Problem statement: Every entry must be duplicated precisely as written.

[Data records]
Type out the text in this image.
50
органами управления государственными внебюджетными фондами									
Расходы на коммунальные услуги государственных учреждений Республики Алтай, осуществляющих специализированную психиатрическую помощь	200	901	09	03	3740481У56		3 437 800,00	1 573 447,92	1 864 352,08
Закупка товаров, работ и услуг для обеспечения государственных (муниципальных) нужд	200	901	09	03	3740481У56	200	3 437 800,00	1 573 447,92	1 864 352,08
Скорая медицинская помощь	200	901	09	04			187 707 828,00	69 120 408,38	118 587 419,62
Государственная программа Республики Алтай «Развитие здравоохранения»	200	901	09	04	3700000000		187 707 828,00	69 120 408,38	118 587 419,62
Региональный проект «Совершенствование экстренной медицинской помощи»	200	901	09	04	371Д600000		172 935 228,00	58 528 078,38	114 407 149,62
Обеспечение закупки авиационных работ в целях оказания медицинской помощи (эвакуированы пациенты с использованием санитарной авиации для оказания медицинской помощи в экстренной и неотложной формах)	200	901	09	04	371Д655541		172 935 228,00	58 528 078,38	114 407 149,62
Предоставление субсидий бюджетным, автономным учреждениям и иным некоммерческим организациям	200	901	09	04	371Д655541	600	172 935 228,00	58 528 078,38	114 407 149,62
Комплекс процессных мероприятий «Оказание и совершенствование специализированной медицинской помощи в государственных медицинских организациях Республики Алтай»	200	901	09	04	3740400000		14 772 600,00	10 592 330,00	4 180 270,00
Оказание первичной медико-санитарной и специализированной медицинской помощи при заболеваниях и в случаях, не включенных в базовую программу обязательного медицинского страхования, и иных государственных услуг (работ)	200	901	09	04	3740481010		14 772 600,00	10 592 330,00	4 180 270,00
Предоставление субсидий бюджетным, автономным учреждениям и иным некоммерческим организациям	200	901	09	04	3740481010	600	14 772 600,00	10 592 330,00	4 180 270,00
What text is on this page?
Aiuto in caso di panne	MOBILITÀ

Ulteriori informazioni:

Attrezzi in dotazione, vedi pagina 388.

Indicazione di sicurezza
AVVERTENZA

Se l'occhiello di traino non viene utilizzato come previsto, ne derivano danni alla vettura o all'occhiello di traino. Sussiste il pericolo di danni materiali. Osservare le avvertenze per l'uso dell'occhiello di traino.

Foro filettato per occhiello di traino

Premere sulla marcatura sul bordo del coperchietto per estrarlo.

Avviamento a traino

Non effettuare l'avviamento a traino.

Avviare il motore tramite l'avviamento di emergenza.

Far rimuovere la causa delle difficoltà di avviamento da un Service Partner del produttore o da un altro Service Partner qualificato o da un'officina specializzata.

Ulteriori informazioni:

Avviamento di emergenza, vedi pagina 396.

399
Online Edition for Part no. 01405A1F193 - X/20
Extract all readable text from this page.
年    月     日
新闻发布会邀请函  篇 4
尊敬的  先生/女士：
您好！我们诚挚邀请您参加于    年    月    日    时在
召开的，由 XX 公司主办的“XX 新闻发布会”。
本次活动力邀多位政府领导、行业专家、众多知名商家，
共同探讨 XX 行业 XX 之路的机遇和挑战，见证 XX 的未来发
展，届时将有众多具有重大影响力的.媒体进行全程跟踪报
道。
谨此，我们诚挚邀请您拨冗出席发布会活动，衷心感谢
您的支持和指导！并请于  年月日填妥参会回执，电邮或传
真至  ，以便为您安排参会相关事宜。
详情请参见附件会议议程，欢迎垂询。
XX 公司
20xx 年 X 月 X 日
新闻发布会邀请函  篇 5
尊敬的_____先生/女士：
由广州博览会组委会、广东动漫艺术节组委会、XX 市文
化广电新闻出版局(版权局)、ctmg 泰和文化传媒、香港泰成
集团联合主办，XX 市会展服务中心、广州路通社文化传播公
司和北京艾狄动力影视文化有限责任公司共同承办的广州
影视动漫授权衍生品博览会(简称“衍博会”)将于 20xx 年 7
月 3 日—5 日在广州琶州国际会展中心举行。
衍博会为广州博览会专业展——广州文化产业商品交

Response to this task:
Type out the text in this image.
50
органами управления государственными внебюджетными фондами									
Расходы на коммунальные услуги государственных учреждений Республики Алтай, осуществляющих специализированную психиатрическую помощь	200	901	09	03	3740481У56		3 437 800,00	1 573 447,92	1 864 352,08
Закупка товаров, работ и услуг для обеспечения государственных (муниципальных) нужд	200	901	09	03	3740481У56	200	3 437 800,00	1 573 447,92	1 864 352,08
Скорая медицинская помощь	200	901	09	04			187 707 828,00	69 120 408,38	118 587 419,62
Государственная программа Республики Алтай «Развитие здравоохранения»	200	901	09	04	3700000000		187 707 828,00	69 120 408,38	118 587 419,62
Региональный проект «Совершенствование экстренной медицинской помощи»	200	901	09	04	371Д600000		172 935 228,00	58 528 078,38	114 407 149,62
Обеспечение закупки авиационных работ в целях оказания медицинской помощи (эвакуированы пациенты с использованием санитарной авиации для оказания медицинской помощи в экстренной и неотложной формах)	200	901	09	04	371Д655541		172 935 228,00	58 528 078,38	114 407 149,62
Предоставление субсидий бюджетным, автономным учреждениям и иным некоммерческим организациям	200	901	09	04	371Д655541	600	172 935 228,00	58 528 078,38	114 407 149,62
Комплекс процессных мероприятий «Оказание и совершенствование специализированной медицинской помощи в государственных медицинских организациях Республики Алтай»	200	901	09	04	3740400000		14 772 600,00	10 592 330,00	4 180 270,00
Оказание первичной медико-санитарной и специализированной медицинской помощи при заболеваниях и в случаях, не включенных в базовую программу обязательного медицинского страхования, и иных государственных услуг (работ)	200	901	09	04	3740481010		14 772 600,00	10 592 330,00	4 180 270,00
Предоставление субсидий бюджетным, автономным учреждениям и иным некоммерческим организациям	200	901	09	04	3740481010	600	14 772 600,00	10 592 330,00	4 180 270,00
What text is on this page?
Aiuto in caso di panne	MOBILITÀ

Ulteriori informazioni:

Attrezzi in dotazione, vedi pagina 388.

Indicazione di sicurezza
AVVERTENZA

Se l'occhiello di traino non viene utilizzato come previsto, ne derivano danni alla vettura o all'occhiello di traino. Sussiste il pericolo di danni materiali. Osservare le avvertenze per l'uso dell'occhiello di traino.

Foro filettato per occhiello di traino

Premere sulla marcatura sul bordo del coperchietto per estrarlo.

Avviamento a traino

Non effettuare l'avviamento a traino.

Avviare il motore tramite l'avviamento di emergenza.

Far rimuovere la causa delle difficoltà di avviamento da un Service Partner del produttore o da un altro Service Partner qualificato o da un'officina specializzata.

Ulteriori informazioni:

Avviamento di emergenza, vedi pagina 396.

399
Online Edition for Part no. 01405A1F193 - X/20
Extract all readable text from this page.
年    月     日
新闻发布会邀请函  篇 4
尊敬的  先生/女士：
您好！我们诚挚邀请您参加于    年    月    日    时在
召开的，由 XX 公司主办的“XX 新闻发布会”。
本次活动力邀多位政府领导、行业专家、众多知名商家，
共同探讨 XX 行业 XX 之路的机遇和挑战，见证 XX 的未来发
展，届时将有众多具有重大影响力的.媒体进行全程跟踪报
道。
谨此，我们诚挚邀请您拨冗出席发布会活动，衷心感谢
您的支持和指导！并请于  年月日填妥参会回执，电邮或传
真至  ，以便为您安排参会相关事宜。
详情请参见附件会议议程，欢迎垂询。
XX 公司
20xx 年 X 月 X 日
新闻发布会邀请函  篇 5
尊敬的_____先生/女士：
由广州博览会组委会、广东动漫艺术节组委会、XX 市文
化广电新闻出版局(版权局)、ctmg 泰和文化传媒、香港泰成
集团联合主办，XX 市会展服务中心、广州路通社文化传播公
司和北京艾狄动力影视文化有限责任公司共同承办的广州
影视动漫授权衍生品博览会(简称“衍博会”)将于 20xx 年 7
月 3 日—5 日在广州琶州国际会展中心举行。
衍博会为广州博览会专业展——广州文化产业商品交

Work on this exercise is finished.